## Task to complete
Count lines, not occurrences: give the number of lines holding the word "fondo", and nothing besides.

## Dataset rows

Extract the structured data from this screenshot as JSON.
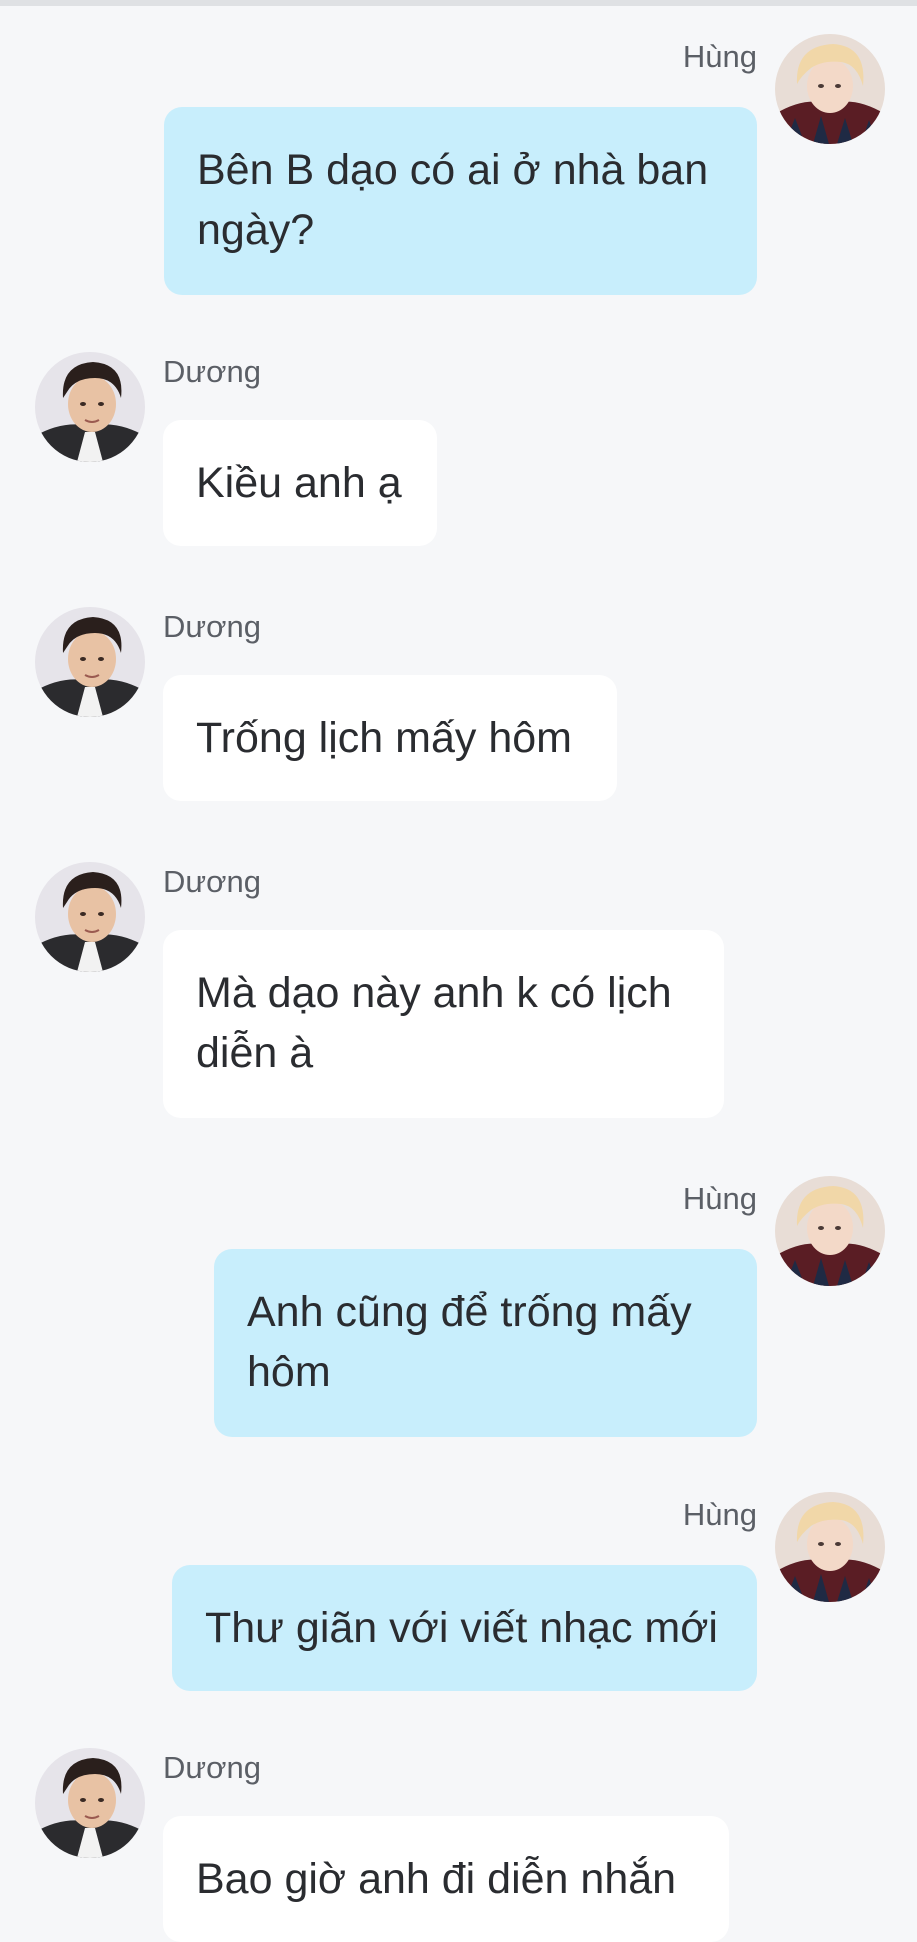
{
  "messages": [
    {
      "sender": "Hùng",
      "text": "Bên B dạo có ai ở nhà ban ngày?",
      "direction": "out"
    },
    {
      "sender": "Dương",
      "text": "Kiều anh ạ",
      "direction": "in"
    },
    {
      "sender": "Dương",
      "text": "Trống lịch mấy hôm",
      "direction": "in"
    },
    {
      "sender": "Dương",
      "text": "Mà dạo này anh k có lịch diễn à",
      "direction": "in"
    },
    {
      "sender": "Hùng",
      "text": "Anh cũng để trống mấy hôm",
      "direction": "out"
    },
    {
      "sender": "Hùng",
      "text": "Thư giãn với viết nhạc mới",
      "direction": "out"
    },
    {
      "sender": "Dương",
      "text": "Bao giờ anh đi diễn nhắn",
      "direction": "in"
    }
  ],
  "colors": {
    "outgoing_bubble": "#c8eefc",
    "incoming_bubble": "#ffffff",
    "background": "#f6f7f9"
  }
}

* * *

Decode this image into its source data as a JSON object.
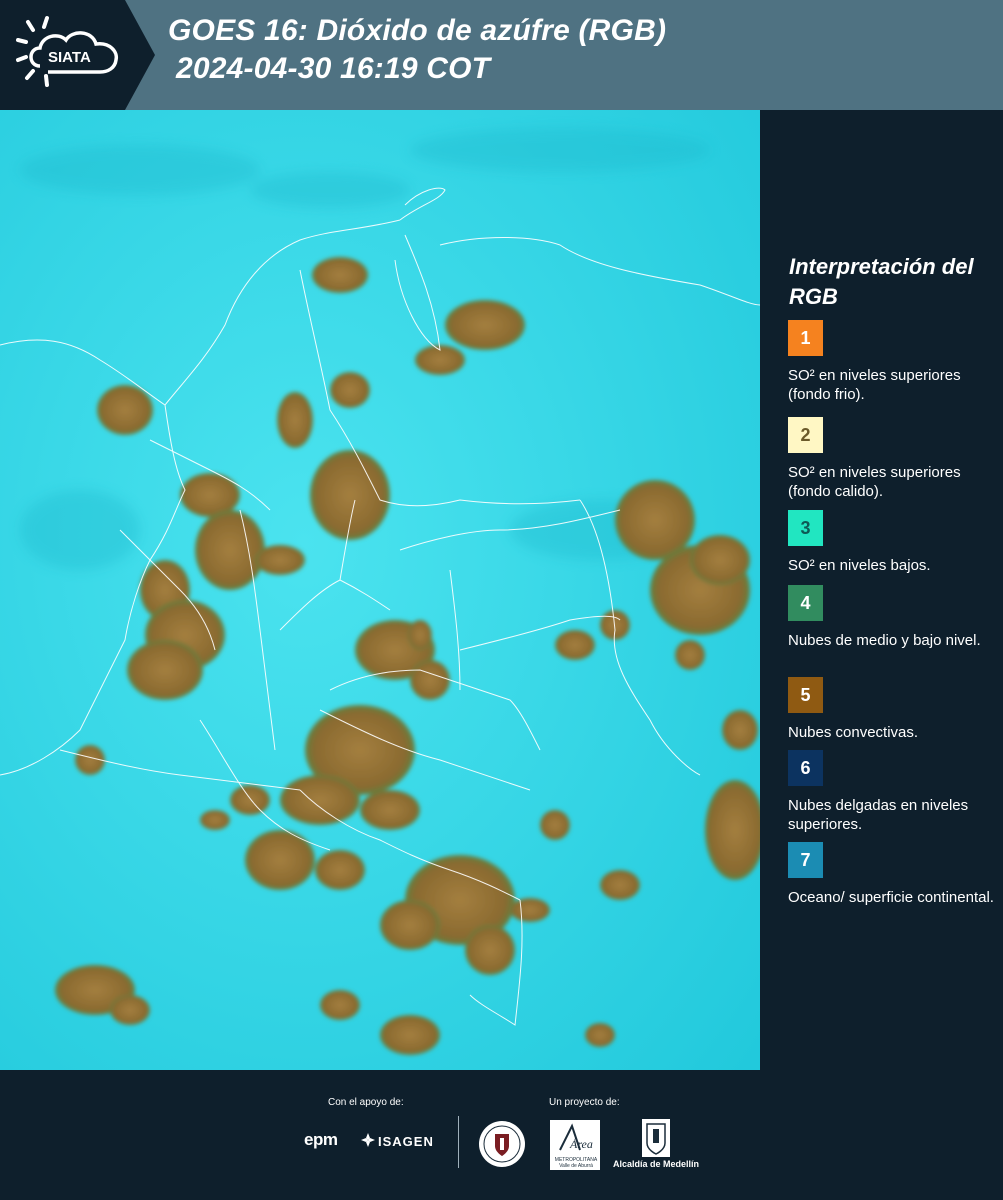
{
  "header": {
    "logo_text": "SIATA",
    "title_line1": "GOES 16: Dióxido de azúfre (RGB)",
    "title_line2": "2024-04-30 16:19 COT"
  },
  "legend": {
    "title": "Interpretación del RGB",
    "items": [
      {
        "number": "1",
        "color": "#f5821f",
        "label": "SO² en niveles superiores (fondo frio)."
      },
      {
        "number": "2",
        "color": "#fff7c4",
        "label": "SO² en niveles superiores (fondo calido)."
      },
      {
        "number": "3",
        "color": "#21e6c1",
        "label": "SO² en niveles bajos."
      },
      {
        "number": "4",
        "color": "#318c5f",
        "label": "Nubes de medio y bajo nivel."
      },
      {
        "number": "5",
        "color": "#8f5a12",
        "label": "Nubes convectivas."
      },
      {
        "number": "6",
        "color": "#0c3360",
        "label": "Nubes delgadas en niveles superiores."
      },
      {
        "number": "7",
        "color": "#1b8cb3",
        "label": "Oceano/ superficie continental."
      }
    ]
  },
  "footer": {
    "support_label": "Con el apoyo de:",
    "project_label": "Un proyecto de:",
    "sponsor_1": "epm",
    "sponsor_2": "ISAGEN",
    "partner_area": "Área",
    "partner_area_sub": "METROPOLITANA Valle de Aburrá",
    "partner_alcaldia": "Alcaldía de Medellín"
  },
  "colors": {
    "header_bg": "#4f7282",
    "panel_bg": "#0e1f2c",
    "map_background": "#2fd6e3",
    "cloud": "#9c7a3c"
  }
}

--

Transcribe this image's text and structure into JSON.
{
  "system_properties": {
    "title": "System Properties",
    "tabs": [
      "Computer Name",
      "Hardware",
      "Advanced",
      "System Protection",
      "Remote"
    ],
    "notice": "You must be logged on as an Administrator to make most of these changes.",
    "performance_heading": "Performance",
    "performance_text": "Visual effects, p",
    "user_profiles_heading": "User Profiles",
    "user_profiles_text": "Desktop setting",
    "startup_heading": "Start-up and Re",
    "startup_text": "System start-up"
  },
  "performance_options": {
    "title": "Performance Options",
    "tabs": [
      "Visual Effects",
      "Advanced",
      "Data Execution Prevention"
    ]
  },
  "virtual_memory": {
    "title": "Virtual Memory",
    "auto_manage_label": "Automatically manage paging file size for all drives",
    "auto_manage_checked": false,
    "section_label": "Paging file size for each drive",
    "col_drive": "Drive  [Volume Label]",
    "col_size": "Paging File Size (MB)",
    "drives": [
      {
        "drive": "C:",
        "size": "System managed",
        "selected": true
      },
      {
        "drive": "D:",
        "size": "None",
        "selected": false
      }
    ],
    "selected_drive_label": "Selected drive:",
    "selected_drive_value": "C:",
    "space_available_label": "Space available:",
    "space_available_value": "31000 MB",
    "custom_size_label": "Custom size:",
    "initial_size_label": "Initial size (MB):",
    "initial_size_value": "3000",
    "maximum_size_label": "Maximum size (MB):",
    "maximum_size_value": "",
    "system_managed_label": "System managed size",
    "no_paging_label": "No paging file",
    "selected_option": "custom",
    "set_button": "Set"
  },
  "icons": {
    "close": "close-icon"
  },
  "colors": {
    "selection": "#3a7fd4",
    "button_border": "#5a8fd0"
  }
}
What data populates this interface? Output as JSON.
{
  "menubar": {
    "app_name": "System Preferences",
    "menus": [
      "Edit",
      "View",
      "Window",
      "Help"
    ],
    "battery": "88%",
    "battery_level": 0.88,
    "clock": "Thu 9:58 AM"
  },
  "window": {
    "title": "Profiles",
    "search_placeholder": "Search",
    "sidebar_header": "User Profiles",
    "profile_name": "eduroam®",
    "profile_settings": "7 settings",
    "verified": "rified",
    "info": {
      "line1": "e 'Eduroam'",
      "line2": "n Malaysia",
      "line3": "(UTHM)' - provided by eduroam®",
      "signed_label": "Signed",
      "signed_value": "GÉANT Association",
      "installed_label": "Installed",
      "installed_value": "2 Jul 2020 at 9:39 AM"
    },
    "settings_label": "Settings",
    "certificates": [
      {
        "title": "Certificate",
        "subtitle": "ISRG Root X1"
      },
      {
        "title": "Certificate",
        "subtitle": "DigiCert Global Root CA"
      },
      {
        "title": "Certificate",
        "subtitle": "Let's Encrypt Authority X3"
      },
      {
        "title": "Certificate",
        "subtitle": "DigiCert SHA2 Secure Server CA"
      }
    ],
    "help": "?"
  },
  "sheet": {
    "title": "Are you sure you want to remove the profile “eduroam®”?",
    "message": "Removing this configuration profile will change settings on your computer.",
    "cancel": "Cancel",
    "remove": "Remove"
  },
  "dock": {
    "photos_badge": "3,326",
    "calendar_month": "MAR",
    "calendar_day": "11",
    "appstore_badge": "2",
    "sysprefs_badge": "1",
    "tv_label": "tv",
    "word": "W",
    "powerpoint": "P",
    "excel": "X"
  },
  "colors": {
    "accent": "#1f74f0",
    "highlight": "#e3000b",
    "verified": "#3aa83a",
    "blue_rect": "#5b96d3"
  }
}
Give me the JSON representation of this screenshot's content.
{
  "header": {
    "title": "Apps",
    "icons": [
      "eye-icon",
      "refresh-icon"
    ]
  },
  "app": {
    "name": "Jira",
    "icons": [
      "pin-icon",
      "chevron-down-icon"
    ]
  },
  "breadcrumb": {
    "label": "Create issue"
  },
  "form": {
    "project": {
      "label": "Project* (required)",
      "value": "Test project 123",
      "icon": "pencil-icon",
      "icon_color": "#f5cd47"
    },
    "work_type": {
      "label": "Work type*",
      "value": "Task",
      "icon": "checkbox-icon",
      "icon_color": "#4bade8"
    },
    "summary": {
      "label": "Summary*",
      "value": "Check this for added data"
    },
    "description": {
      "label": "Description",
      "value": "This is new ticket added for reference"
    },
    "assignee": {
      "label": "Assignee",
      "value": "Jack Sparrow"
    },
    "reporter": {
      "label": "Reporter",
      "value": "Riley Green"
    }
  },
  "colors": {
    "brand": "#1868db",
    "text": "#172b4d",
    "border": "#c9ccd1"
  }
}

## Answer to the problem
2